### [JOB]
Please write the listing below out again exactly, leaving every picture behind.

### [RECORDS PROVIDED]
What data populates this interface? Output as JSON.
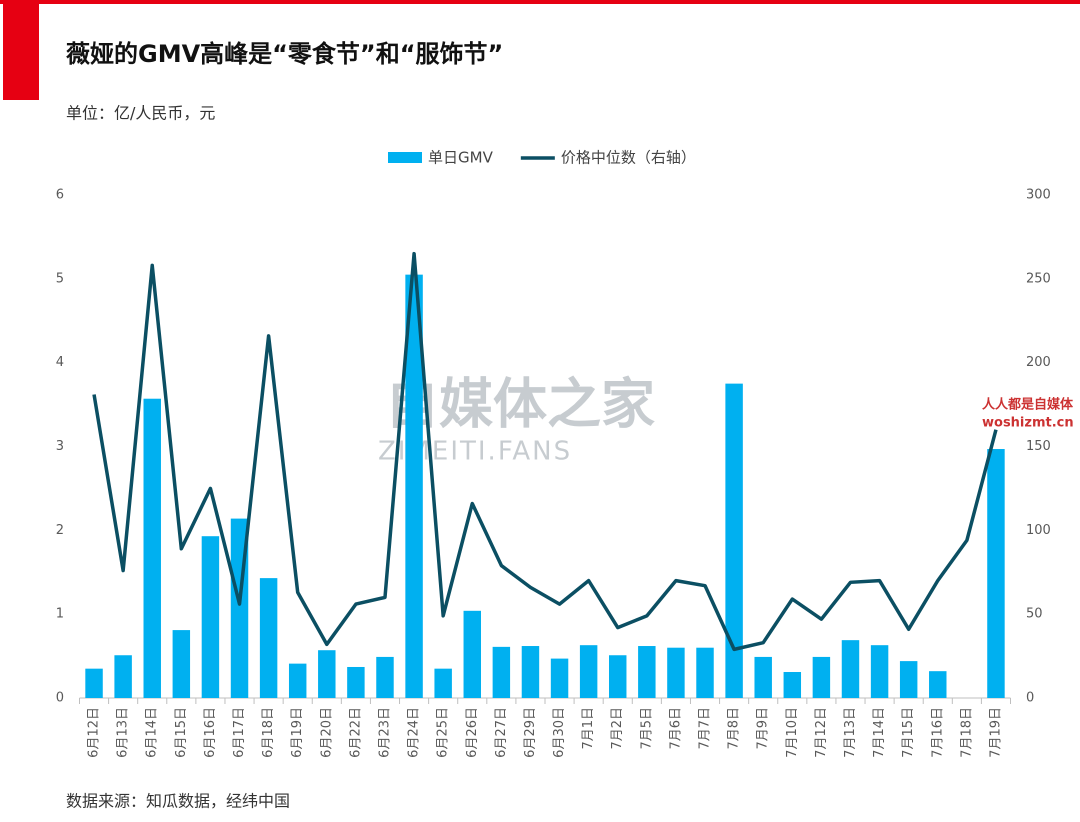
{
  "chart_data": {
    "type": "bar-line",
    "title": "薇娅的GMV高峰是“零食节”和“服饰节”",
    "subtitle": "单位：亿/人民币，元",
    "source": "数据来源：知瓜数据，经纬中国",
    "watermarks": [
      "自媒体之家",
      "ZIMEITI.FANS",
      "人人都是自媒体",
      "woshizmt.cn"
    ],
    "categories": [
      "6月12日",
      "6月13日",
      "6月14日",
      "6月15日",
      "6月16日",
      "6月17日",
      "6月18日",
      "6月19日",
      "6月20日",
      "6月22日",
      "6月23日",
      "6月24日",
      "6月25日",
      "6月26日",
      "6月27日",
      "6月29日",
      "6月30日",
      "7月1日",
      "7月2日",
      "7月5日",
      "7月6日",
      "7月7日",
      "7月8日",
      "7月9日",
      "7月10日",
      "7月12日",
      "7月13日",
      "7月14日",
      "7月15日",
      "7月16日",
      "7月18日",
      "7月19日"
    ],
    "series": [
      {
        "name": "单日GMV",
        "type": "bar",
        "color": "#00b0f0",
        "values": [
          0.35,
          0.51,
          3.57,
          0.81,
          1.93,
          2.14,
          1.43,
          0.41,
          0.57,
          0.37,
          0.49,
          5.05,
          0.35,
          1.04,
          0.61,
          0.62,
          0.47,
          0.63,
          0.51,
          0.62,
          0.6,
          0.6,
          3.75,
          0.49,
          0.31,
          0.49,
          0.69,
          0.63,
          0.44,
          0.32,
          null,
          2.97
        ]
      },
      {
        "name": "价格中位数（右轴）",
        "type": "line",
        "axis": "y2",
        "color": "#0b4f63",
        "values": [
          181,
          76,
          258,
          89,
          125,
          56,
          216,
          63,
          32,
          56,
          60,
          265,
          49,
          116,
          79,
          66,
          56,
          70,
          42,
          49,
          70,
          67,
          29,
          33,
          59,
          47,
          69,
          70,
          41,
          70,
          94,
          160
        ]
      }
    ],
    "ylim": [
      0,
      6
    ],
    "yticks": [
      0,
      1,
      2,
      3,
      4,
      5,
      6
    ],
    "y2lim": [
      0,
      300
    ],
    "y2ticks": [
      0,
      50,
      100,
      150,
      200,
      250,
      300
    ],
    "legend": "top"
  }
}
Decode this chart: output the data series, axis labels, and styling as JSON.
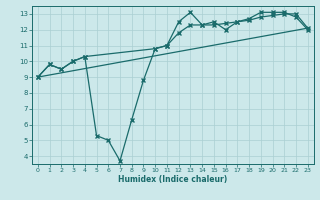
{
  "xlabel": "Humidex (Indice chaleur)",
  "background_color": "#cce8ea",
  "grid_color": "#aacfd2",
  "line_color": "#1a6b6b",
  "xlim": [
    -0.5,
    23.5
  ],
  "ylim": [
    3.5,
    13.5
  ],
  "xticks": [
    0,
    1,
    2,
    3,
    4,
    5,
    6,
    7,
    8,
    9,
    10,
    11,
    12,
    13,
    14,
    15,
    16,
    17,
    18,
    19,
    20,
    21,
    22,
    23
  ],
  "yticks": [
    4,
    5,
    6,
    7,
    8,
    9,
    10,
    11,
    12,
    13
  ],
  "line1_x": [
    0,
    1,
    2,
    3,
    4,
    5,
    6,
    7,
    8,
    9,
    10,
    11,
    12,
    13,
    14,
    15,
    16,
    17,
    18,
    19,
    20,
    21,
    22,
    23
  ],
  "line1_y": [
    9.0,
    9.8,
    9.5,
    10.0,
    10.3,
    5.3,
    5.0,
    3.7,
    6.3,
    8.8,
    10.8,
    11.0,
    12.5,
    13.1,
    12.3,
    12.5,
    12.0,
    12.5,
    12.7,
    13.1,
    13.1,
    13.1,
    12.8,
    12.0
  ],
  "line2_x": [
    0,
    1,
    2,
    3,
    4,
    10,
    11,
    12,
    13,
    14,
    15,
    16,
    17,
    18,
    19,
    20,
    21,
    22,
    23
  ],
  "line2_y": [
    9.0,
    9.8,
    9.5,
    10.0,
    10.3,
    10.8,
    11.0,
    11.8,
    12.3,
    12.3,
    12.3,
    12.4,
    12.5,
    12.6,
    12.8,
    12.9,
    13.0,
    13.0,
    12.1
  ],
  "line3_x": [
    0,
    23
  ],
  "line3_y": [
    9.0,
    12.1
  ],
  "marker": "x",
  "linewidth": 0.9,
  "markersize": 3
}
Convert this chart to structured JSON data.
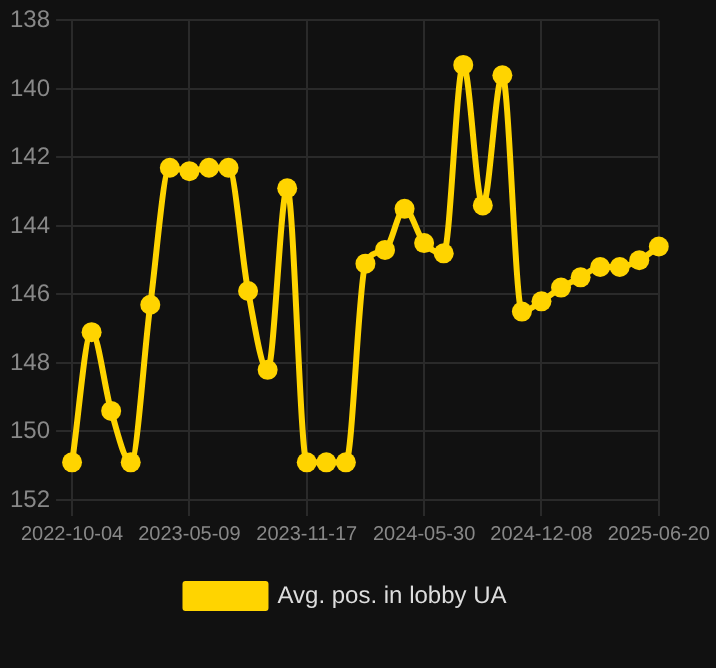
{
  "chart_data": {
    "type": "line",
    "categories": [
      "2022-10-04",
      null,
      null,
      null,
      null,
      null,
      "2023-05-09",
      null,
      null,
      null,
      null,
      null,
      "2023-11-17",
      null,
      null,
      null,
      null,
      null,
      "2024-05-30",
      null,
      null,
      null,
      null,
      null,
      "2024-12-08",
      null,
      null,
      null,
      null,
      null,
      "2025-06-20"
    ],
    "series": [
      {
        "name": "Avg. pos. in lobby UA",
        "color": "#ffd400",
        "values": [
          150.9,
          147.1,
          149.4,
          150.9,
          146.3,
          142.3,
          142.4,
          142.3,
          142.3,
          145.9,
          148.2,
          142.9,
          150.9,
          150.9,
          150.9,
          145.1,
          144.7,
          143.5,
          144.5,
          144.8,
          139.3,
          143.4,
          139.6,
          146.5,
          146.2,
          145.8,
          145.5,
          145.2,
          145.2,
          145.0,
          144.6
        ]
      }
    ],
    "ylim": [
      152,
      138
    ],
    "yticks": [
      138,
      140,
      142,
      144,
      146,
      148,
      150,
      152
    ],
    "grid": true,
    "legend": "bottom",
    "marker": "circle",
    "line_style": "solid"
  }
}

### [SOLUTION TO THIS EXERCISE]
What data populates this interface? Output as JSON.
{
  "chart_data": {
    "type": "bar-line",
    "title": "薇娅的GMV高峰是“零食节”和“服饰节”",
    "subtitle": "单位：亿/人民币，元",
    "source": "数据来源：知瓜数据，经纬中国",
    "watermarks": [
      "自媒体之家",
      "ZIMEITI.FANS",
      "人人都是自媒体",
      "woshizmt.cn"
    ],
    "categories": [
      "6月12日",
      "6月13日",
      "6月14日",
      "6月15日",
      "6月16日",
      "6月17日",
      "6月18日",
      "6月19日",
      "6月20日",
      "6月22日",
      "6月23日",
      "6月24日",
      "6月25日",
      "6月26日",
      "6月27日",
      "6月29日",
      "6月30日",
      "7月1日",
      "7月2日",
      "7月5日",
      "7月6日",
      "7月7日",
      "7月8日",
      "7月9日",
      "7月10日",
      "7月12日",
      "7月13日",
      "7月14日",
      "7月15日",
      "7月16日",
      "7月18日",
      "7月19日"
    ],
    "series": [
      {
        "name": "单日GMV",
        "type": "bar",
        "color": "#00b0f0",
        "values": [
          0.35,
          0.51,
          3.57,
          0.81,
          1.93,
          2.14,
          1.43,
          0.41,
          0.57,
          0.37,
          0.49,
          5.05,
          0.35,
          1.04,
          0.61,
          0.62,
          0.47,
          0.63,
          0.51,
          0.62,
          0.6,
          0.6,
          3.75,
          0.49,
          0.31,
          0.49,
          0.69,
          0.63,
          0.44,
          0.32,
          null,
          2.97
        ]
      },
      {
        "name": "价格中位数（右轴）",
        "type": "line",
        "axis": "y2",
        "color": "#0b4f63",
        "values": [
          181,
          76,
          258,
          89,
          125,
          56,
          216,
          63,
          32,
          56,
          60,
          265,
          49,
          116,
          79,
          66,
          56,
          70,
          42,
          49,
          70,
          67,
          29,
          33,
          59,
          47,
          69,
          70,
          41,
          70,
          94,
          160
        ]
      }
    ],
    "ylim": [
      0,
      6
    ],
    "yticks": [
      0,
      1,
      2,
      3,
      4,
      5,
      6
    ],
    "y2lim": [
      0,
      300
    ],
    "y2ticks": [
      0,
      50,
      100,
      150,
      200,
      250,
      300
    ],
    "legend": "top"
  }
}
Decode this chart: output the data series, axis labels, and styling as JSON.
{
  "xlabel": "Humidex (Indice chaleur)",
  "background_color": "#cce8ea",
  "grid_color": "#aacfd2",
  "line_color": "#1a6b6b",
  "xlim": [
    -0.5,
    23.5
  ],
  "ylim": [
    3.5,
    13.5
  ],
  "xticks": [
    0,
    1,
    2,
    3,
    4,
    5,
    6,
    7,
    8,
    9,
    10,
    11,
    12,
    13,
    14,
    15,
    16,
    17,
    18,
    19,
    20,
    21,
    22,
    23
  ],
  "yticks": [
    4,
    5,
    6,
    7,
    8,
    9,
    10,
    11,
    12,
    13
  ],
  "line1_x": [
    0,
    1,
    2,
    3,
    4,
    5,
    6,
    7,
    8,
    9,
    10,
    11,
    12,
    13,
    14,
    15,
    16,
    17,
    18,
    19,
    20,
    21,
    22,
    23
  ],
  "line1_y": [
    9.0,
    9.8,
    9.5,
    10.0,
    10.3,
    5.3,
    5.0,
    3.7,
    6.3,
    8.8,
    10.8,
    11.0,
    12.5,
    13.1,
    12.3,
    12.5,
    12.0,
    12.5,
    12.7,
    13.1,
    13.1,
    13.1,
    12.8,
    12.0
  ],
  "line2_x": [
    0,
    1,
    2,
    3,
    4,
    10,
    11,
    12,
    13,
    14,
    15,
    16,
    17,
    18,
    19,
    20,
    21,
    22,
    23
  ],
  "line2_y": [
    9.0,
    9.8,
    9.5,
    10.0,
    10.3,
    10.8,
    11.0,
    11.8,
    12.3,
    12.3,
    12.3,
    12.4,
    12.5,
    12.6,
    12.8,
    12.9,
    13.0,
    13.0,
    12.1
  ],
  "line3_x": [
    0,
    23
  ],
  "line3_y": [
    9.0,
    12.1
  ],
  "marker": "x",
  "linewidth": 0.9,
  "markersize": 3
}
Convert this chart to structured JSON data.
{
  "chart_data": {
    "type": "line",
    "categories": [
      "2022-10-04",
      null,
      null,
      null,
      null,
      null,
      "2023-05-09",
      null,
      null,
      null,
      null,
      null,
      "2023-11-17",
      null,
      null,
      null,
      null,
      null,
      "2024-05-30",
      null,
      null,
      null,
      null,
      null,
      "2024-12-08",
      null,
      null,
      null,
      null,
      null,
      "2025-06-20"
    ],
    "series": [
      {
        "name": "Avg. pos. in lobby UA",
        "color": "#ffd400",
        "values": [
          150.9,
          147.1,
          149.4,
          150.9,
          146.3,
          142.3,
          142.4,
          142.3,
          142.3,
          145.9,
          148.2,
          142.9,
          150.9,
          150.9,
          150.9,
          145.1,
          144.7,
          143.5,
          144.5,
          144.8,
          139.3,
          143.4,
          139.6,
          146.5,
          146.2,
          145.8,
          145.5,
          145.2,
          145.2,
          145.0,
          144.6
        ]
      }
    ],
    "ylim": [
      152,
      138
    ],
    "yticks": [
      138,
      140,
      142,
      144,
      146,
      148,
      150,
      152
    ],
    "grid": true,
    "legend": "bottom",
    "marker": "circle",
    "line_style": "solid"
  }
}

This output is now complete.